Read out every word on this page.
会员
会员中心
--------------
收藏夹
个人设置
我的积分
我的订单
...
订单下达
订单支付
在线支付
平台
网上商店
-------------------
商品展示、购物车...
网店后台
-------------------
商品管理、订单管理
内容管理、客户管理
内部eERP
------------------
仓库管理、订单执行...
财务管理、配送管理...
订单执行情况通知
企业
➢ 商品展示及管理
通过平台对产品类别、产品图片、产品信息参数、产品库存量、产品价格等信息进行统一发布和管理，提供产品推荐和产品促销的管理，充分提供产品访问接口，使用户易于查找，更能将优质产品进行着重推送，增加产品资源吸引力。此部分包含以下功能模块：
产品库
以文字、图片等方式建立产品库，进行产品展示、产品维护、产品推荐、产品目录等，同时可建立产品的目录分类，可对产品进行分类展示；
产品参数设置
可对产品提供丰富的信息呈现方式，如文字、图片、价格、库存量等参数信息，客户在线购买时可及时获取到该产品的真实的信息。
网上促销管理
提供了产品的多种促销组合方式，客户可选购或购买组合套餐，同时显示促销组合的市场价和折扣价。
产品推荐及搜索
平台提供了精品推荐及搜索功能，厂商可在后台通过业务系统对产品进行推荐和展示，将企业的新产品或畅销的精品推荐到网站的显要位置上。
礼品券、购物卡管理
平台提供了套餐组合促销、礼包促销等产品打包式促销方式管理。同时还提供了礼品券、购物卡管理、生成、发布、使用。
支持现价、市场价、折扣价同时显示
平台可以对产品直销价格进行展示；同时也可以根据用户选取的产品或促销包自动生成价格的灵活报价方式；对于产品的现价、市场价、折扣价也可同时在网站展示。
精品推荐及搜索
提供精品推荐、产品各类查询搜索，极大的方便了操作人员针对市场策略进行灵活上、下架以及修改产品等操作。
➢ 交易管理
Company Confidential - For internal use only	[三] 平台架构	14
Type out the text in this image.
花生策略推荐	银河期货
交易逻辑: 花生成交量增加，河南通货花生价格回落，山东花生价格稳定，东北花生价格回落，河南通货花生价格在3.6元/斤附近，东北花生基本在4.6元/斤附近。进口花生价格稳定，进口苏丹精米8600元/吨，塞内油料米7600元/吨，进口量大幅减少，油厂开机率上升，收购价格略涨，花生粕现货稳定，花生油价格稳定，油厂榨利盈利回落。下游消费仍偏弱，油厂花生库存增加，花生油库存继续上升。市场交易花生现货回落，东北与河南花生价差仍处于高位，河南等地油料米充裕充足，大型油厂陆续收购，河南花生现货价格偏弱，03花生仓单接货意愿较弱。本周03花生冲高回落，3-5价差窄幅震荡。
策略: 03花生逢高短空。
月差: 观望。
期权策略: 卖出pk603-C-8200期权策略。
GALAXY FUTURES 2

Problem to work on »
Find "Type out the text in this image." in the data above, then repeat that line and all lines after it exactly, ending with the final line.

Reply to the exercise »
Type out the text in this image.
花生策略推荐	银河期货
交易逻辑: 花生成交量增加，河南通货花生价格回落，山东花生价格稳定，东北花生价格回落，河南通货花生价格在3.6元/斤附近，东北花生基本在4.6元/斤附近。进口花生价格稳定，进口苏丹精米8600元/吨，塞内油料米7600元/吨，进口量大幅减少，油厂开机率上升，收购价格略涨，花生粕现货稳定，花生油价格稳定，油厂榨利盈利回落。下游消费仍偏弱，油厂花生库存增加，花生油库存继续上升。市场交易花生现货回落，东北与河南花生价差仍处于高位，河南等地油料米充裕充足，大型油厂陆续收购，河南花生现货价格偏弱，03花生仓单接货意愿较弱。本周03花生冲高回落，3-5价差窄幅震荡。
策略: 03花生逢高短空。
月差: 观望。
期权策略: 卖出pk603-C-8200期权策略。
GALAXY FUTURES 2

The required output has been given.